THE TASK: Extract the listing in its entirety, keeping each line identical to the original.
== PROVIDED ENTRIES ==
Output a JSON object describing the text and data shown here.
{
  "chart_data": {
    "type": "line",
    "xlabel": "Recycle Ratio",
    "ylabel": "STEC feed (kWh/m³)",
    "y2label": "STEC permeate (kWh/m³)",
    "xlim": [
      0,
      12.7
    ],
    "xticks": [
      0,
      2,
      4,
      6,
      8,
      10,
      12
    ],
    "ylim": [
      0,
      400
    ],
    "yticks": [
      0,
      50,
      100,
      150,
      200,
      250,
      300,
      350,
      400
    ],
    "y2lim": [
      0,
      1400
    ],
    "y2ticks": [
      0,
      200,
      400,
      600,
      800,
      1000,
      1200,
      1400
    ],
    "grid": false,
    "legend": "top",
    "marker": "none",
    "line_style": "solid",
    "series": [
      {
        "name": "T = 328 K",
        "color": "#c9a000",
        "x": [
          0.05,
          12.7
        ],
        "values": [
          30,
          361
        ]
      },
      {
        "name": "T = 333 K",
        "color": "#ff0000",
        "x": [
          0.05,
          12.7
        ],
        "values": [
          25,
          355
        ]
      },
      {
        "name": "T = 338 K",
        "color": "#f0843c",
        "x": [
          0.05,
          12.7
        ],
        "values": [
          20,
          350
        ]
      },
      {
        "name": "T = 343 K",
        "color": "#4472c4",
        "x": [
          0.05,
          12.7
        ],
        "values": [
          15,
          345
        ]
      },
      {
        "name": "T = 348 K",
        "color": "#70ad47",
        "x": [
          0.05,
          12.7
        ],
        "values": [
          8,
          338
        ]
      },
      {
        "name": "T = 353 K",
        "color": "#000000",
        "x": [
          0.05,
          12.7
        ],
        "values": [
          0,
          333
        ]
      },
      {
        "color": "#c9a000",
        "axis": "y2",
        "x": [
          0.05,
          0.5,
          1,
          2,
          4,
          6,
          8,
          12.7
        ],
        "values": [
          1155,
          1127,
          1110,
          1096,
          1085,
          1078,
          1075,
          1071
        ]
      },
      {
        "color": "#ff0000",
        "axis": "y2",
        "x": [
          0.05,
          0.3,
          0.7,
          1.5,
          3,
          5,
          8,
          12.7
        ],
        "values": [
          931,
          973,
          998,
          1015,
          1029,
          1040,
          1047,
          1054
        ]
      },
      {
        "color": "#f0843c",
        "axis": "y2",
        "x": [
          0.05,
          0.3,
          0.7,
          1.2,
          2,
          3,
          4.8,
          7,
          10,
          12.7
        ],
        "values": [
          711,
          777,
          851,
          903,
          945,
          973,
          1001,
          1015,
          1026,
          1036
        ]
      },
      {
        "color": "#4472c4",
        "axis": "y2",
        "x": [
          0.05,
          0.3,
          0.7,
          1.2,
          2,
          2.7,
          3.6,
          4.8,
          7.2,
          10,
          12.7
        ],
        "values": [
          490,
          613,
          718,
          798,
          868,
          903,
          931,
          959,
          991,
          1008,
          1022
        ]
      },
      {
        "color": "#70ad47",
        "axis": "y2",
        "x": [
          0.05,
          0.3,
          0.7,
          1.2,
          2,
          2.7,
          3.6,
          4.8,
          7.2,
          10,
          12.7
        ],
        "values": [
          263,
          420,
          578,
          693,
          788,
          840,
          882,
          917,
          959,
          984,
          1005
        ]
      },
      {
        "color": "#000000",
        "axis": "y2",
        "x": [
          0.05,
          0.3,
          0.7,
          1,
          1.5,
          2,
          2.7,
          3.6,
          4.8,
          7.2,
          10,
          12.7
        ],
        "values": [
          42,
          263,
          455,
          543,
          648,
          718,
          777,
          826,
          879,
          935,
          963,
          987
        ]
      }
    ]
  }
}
===
THE RESULT:
Output a JSON object describing the text and data shown here.
{
  "chart_data": {
    "type": "line",
    "xlabel": "Recycle Ratio",
    "ylabel": "STEC feed (kWh/m³)",
    "y2label": "STEC permeate (kWh/m³)",
    "xlim": [
      0,
      12.7
    ],
    "xticks": [
      0,
      2,
      4,
      6,
      8,
      10,
      12
    ],
    "ylim": [
      0,
      400
    ],
    "yticks": [
      0,
      50,
      100,
      150,
      200,
      250,
      300,
      350,
      400
    ],
    "y2lim": [
      0,
      1400
    ],
    "y2ticks": [
      0,
      200,
      400,
      600,
      800,
      1000,
      1200,
      1400
    ],
    "grid": false,
    "legend": "top",
    "marker": "none",
    "line_style": "solid",
    "series": [
      {
        "name": "T = 328 K",
        "color": "#c9a000",
        "x": [
          0.05,
          12.7
        ],
        "values": [
          30,
          361
        ]
      },
      {
        "name": "T = 333 K",
        "color": "#ff0000",
        "x": [
          0.05,
          12.7
        ],
        "values": [
          25,
          355
        ]
      },
      {
        "name": "T = 338 K",
        "color": "#f0843c",
        "x": [
          0.05,
          12.7
        ],
        "values": [
          20,
          350
        ]
      },
      {
        "name": "T = 343 K",
        "color": "#4472c4",
        "x": [
          0.05,
          12.7
        ],
        "values": [
          15,
          345
        ]
      },
      {
        "name": "T = 348 K",
        "color": "#70ad47",
        "x": [
          0.05,
          12.7
        ],
        "values": [
          8,
          338
        ]
      },
      {
        "name": "T = 353 K",
        "color": "#000000",
        "x": [
          0.05,
          12.7
        ],
        "values": [
          0,
          333
        ]
      },
      {
        "color": "#c9a000",
        "axis": "y2",
        "x": [
          0.05,
          0.5,
          1,
          2,
          4,
          6,
          8,
          12.7
        ],
        "values": [
          1155,
          1127,
          1110,
          1096,
          1085,
          1078,
          1075,
          1071
        ]
      },
      {
        "color": "#ff0000",
        "axis": "y2",
        "x": [
          0.05,
          0.3,
          0.7,
          1.5,
          3,
          5,
          8,
          12.7
        ],
        "values": [
          931,
          973,
          998,
          1015,
          1029,
          1040,
          1047,
          1054
        ]
      },
      {
        "color": "#f0843c",
        "axis": "y2",
        "x": [
          0.05,
          0.3,
          0.7,
          1.2,
          2,
          3,
          4.8,
          7,
          10,
          12.7
        ],
        "values": [
          711,
          777,
          851,
          903,
          945,
          973,
          1001,
          1015,
          1026,
          1036
        ]
      },
      {
        "color": "#4472c4",
        "axis": "y2",
        "x": [
          0.05,
          0.3,
          0.7,
          1.2,
          2,
          2.7,
          3.6,
          4.8,
          7.2,
          10,
          12.7
        ],
        "values": [
          490,
          613,
          718,
          798,
          868,
          903,
          931,
          959,
          991,
          1008,
          1022
        ]
      },
      {
        "color": "#70ad47",
        "axis": "y2",
        "x": [
          0.05,
          0.3,
          0.7,
          1.2,
          2,
          2.7,
          3.6,
          4.8,
          7.2,
          10,
          12.7
        ],
        "values": [
          263,
          420,
          578,
          693,
          788,
          840,
          882,
          917,
          959,
          984,
          1005
        ]
      },
      {
        "color": "#000000",
        "axis": "y2",
        "x": [
          0.05,
          0.3,
          0.7,
          1,
          1.5,
          2,
          2.7,
          3.6,
          4.8,
          7.2,
          10,
          12.7
        ],
        "values": [
          42,
          263,
          455,
          543,
          648,
          718,
          777,
          826,
          879,
          935,
          963,
          987
        ]
      }
    ]
  }
}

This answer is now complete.